- INFORMATION SHOWN
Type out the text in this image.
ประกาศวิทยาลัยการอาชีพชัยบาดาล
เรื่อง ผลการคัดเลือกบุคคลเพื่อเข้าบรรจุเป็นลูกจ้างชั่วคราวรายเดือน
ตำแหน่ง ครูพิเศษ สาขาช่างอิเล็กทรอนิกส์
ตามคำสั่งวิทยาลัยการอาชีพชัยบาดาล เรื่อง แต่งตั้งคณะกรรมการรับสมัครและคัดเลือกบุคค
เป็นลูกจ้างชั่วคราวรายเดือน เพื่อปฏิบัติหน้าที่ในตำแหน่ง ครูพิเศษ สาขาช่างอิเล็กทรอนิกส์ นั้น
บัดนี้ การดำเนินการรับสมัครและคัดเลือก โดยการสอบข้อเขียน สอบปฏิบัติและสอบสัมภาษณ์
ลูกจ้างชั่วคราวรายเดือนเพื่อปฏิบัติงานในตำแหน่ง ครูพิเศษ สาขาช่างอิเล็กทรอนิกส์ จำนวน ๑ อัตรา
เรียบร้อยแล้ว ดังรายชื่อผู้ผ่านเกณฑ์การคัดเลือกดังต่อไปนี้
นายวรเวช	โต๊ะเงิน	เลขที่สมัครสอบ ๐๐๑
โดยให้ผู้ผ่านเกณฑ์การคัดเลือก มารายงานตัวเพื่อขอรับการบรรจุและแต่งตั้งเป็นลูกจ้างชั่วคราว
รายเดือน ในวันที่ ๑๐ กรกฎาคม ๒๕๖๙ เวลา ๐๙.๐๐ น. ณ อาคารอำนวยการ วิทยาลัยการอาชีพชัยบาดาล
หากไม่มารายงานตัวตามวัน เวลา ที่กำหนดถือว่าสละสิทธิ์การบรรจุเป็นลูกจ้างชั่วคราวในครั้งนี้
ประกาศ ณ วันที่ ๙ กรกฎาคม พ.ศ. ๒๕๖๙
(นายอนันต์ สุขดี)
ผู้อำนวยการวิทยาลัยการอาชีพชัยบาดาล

- WHAT TO WORK ON
Say the number of lines in the listing that hold "ทยาล", with no added words.

- SOLUTION TO THE EXERCISE
4